─── Available records ───

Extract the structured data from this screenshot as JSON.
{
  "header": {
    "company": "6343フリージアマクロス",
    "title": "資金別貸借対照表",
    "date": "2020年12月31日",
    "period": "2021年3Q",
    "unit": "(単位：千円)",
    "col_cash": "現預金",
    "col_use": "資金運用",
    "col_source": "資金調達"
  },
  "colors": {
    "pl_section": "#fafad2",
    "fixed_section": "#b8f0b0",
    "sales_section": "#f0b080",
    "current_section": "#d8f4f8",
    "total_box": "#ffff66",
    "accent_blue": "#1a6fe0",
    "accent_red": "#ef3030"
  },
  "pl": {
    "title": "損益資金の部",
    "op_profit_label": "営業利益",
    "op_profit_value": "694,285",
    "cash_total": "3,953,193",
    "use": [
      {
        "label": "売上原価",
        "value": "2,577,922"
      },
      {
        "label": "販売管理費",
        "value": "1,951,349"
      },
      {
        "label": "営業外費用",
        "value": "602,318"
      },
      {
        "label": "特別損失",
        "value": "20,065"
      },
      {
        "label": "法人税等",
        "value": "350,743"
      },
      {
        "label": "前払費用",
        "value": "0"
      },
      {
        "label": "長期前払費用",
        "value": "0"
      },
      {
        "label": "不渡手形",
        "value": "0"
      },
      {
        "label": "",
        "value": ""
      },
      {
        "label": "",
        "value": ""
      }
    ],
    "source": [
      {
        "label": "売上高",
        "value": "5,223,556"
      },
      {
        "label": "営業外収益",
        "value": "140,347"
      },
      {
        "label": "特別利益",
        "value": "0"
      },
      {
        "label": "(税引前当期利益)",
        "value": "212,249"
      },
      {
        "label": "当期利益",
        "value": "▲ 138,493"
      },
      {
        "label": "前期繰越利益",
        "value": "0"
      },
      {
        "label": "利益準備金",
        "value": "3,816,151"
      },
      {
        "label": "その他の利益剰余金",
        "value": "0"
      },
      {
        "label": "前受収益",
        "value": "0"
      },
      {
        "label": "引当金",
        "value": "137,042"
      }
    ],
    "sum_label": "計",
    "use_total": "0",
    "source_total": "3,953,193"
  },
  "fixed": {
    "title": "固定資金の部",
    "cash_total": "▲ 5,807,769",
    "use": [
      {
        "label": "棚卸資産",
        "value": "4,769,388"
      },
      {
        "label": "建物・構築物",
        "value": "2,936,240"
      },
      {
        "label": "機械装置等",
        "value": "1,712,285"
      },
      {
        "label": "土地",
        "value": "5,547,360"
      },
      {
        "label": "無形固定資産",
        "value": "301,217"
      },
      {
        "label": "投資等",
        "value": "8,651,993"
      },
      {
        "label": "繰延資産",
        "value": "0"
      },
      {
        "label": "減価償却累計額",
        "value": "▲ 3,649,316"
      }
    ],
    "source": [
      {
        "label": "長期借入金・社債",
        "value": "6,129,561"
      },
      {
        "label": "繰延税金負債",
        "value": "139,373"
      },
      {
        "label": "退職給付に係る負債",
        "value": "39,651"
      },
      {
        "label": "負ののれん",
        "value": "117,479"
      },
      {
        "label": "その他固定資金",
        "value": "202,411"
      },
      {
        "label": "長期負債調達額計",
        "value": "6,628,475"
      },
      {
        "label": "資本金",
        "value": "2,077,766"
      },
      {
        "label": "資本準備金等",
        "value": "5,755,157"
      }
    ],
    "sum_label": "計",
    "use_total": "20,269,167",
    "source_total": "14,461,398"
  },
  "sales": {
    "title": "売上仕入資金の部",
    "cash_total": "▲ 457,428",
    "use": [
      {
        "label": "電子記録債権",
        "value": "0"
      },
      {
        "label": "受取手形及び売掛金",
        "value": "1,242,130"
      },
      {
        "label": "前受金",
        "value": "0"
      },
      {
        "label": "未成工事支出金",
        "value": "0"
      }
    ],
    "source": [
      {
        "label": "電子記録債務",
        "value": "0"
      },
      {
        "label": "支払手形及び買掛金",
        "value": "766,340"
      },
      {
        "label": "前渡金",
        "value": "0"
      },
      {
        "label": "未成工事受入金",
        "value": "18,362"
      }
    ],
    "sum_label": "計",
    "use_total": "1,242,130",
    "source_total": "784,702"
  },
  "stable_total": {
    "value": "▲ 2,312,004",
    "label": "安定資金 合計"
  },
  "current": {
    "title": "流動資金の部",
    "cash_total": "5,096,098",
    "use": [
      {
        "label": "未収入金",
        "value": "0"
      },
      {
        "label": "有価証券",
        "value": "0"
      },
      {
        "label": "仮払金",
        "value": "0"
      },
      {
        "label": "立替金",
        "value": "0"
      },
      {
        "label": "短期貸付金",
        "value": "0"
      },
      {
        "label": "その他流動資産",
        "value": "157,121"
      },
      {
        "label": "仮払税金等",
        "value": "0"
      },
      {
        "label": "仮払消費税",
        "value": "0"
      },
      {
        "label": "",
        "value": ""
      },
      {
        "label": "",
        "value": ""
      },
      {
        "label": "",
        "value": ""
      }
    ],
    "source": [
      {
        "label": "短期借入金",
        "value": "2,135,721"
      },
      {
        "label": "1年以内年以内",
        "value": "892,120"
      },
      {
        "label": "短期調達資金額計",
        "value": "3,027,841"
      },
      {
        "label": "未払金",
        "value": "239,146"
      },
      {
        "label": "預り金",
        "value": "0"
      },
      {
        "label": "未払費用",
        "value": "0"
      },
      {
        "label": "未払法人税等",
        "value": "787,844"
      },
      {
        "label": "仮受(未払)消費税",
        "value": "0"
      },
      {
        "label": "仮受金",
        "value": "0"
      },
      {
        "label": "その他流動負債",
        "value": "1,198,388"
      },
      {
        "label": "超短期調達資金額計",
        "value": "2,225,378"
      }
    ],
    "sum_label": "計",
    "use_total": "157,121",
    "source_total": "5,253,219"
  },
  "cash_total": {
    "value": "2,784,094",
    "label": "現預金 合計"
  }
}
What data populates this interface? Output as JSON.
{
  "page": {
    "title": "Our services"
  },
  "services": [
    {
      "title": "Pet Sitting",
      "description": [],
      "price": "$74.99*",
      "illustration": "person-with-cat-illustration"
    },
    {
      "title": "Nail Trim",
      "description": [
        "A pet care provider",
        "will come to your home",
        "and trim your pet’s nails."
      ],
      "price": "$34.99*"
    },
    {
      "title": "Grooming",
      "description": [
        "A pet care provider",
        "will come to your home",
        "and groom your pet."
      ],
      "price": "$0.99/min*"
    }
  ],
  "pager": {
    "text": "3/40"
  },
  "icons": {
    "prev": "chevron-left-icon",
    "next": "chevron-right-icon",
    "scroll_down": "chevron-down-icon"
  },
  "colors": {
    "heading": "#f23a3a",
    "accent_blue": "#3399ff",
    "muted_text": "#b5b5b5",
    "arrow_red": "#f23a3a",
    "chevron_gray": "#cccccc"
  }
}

───

# [Short task]
Please repeat the listing exactly, with nothing left out.

# [Task result]
Extract the structured data from this screenshot as JSON.
{
  "header": {
    "company": "6343フリージアマクロス",
    "title": "資金別貸借対照表",
    "date": "2020年12月31日",
    "period": "2021年3Q",
    "unit": "(単位：千円)",
    "col_cash": "現預金",
    "col_use": "資金運用",
    "col_source": "資金調達"
  },
  "colors": {
    "pl_section": "#fafad2",
    "fixed_section": "#b8f0b0",
    "sales_section": "#f0b080",
    "current_section": "#d8f4f8",
    "total_box": "#ffff66",
    "accent_blue": "#1a6fe0",
    "accent_red": "#ef3030"
  },
  "pl": {
    "title": "損益資金の部",
    "op_profit_label": "営業利益",
    "op_profit_value": "694,285",
    "cash_total": "3,953,193",
    "use": [
      {
        "label": "売上原価",
        "value": "2,577,922"
      },
      {
        "label": "販売管理費",
        "value": "1,951,349"
      },
      {
        "label": "営業外費用",
        "value": "602,318"
      },
      {
        "label": "特別損失",
        "value": "20,065"
      },
      {
        "label": "法人税等",
        "value": "350,743"
      },
      {
        "label": "前払費用",
        "value": "0"
      },
      {
        "label": "長期前払費用",
        "value": "0"
      },
      {
        "label": "不渡手形",
        "value": "0"
      },
      {
        "label": "",
        "value": ""
      },
      {
        "label": "",
        "value": ""
      }
    ],
    "source": [
      {
        "label": "売上高",
        "value": "5,223,556"
      },
      {
        "label": "営業外収益",
        "value": "140,347"
      },
      {
        "label": "特別利益",
        "value": "0"
      },
      {
        "label": "(税引前当期利益)",
        "value": "212,249"
      },
      {
        "label": "当期利益",
        "value": "▲ 138,493"
      },
      {
        "label": "前期繰越利益",
        "value": "0"
      },
      {
        "label": "利益準備金",
        "value": "3,816,151"
      },
      {
        "label": "その他の利益剰余金",
        "value": "0"
      },
      {
        "label": "前受収益",
        "value": "0"
      },
      {
        "label": "引当金",
        "value": "137,042"
      }
    ],
    "sum_label": "計",
    "use_total": "0",
    "source_total": "3,953,193"
  },
  "fixed": {
    "title": "固定資金の部",
    "cash_total": "▲ 5,807,769",
    "use": [
      {
        "label": "棚卸資産",
        "value": "4,769,388"
      },
      {
        "label": "建物・構築物",
        "value": "2,936,240"
      },
      {
        "label": "機械装置等",
        "value": "1,712,285"
      },
      {
        "label": "土地",
        "value": "5,547,360"
      },
      {
        "label": "無形固定資産",
        "value": "301,217"
      },
      {
        "label": "投資等",
        "value": "8,651,993"
      },
      {
        "label": "繰延資産",
        "value": "0"
      },
      {
        "label": "減価償却累計額",
        "value": "▲ 3,649,316"
      }
    ],
    "source": [
      {
        "label": "長期借入金・社債",
        "value": "6,129,561"
      },
      {
        "label": "繰延税金負債",
        "value": "139,373"
      },
      {
        "label": "退職給付に係る負債",
        "value": "39,651"
      },
      {
        "label": "負ののれん",
        "value": "117,479"
      },
      {
        "label": "その他固定資金",
        "value": "202,411"
      },
      {
        "label": "長期負債調達額計",
        "value": "6,628,475"
      },
      {
        "label": "資本金",
        "value": "2,077,766"
      },
      {
        "label": "資本準備金等",
        "value": "5,755,157"
      }
    ],
    "sum_label": "計",
    "use_total": "20,269,167",
    "source_total": "14,461,398"
  },
  "sales": {
    "title": "売上仕入資金の部",
    "cash_total": "▲ 457,428",
    "use": [
      {
        "label": "電子記録債権",
        "value": "0"
      },
      {
        "label": "受取手形及び売掛金",
        "value": "1,242,130"
      },
      {
        "label": "前受金",
        "value": "0"
      },
      {
        "label": "未成工事支出金",
        "value": "0"
      }
    ],
    "source": [
      {
        "label": "電子記録債務",
        "value": "0"
      },
      {
        "label": "支払手形及び買掛金",
        "value": "766,340"
      },
      {
        "label": "前渡金",
        "value": "0"
      },
      {
        "label": "未成工事受入金",
        "value": "18,362"
      }
    ],
    "sum_label": "計",
    "use_total": "1,242,130",
    "source_total": "784,702"
  },
  "stable_total": {
    "value": "▲ 2,312,004",
    "label": "安定資金 合計"
  },
  "current": {
    "title": "流動資金の部",
    "cash_total": "5,096,098",
    "use": [
      {
        "label": "未収入金",
        "value": "0"
      },
      {
        "label": "有価証券",
        "value": "0"
      },
      {
        "label": "仮払金",
        "value": "0"
      },
      {
        "label": "立替金",
        "value": "0"
      },
      {
        "label": "短期貸付金",
        "value": "0"
      },
      {
        "label": "その他流動資産",
        "value": "157,121"
      },
      {
        "label": "仮払税金等",
        "value": "0"
      },
      {
        "label": "仮払消費税",
        "value": "0"
      },
      {
        "label": "",
        "value": ""
      },
      {
        "label": "",
        "value": ""
      },
      {
        "label": "",
        "value": ""
      }
    ],
    "source": [
      {
        "label": "短期借入金",
        "value": "2,135,721"
      },
      {
        "label": "1年以内年以内",
        "value": "892,120"
      },
      {
        "label": "短期調達資金額計",
        "value": "3,027,841"
      },
      {
        "label": "未払金",
        "value": "239,146"
      },
      {
        "label": "預り金",
        "value": "0"
      },
      {
        "label": "未払費用",
        "value": "0"
      },
      {
        "label": "未払法人税等",
        "value": "787,844"
      },
      {
        "label": "仮受(未払)消費税",
        "value": "0"
      },
      {
        "label": "仮受金",
        "value": "0"
      },
      {
        "label": "その他流動負債",
        "value": "1,198,388"
      },
      {
        "label": "超短期調達資金額計",
        "value": "2,225,378"
      }
    ],
    "sum_label": "計",
    "use_total": "157,121",
    "source_total": "5,253,219"
  },
  "cash_total": {
    "value": "2,784,094",
    "label": "現預金 合計"
  }
}
What data populates this interface? Output as JSON.
{
  "page": {
    "title": "Our services"
  },
  "services": [
    {
      "title": "Pet Sitting",
      "description": [],
      "price": "$74.99*",
      "illustration": "person-with-cat-illustration"
    },
    {
      "title": "Nail Trim",
      "description": [
        "A pet care provider",
        "will come to your home",
        "and trim your pet’s nails."
      ],
      "price": "$34.99*"
    },
    {
      "title": "Grooming",
      "description": [
        "A pet care provider",
        "will come to your home",
        "and groom your pet."
      ],
      "price": "$0.99/min*"
    }
  ],
  "pager": {
    "text": "3/40"
  },
  "icons": {
    "prev": "chevron-left-icon",
    "next": "chevron-right-icon",
    "scroll_down": "chevron-down-icon"
  },
  "colors": {
    "heading": "#f23a3a",
    "accent_blue": "#3399ff",
    "muted_text": "#b5b5b5",
    "arrow_red": "#f23a3a",
    "chevron_gray": "#cccccc"
  }
}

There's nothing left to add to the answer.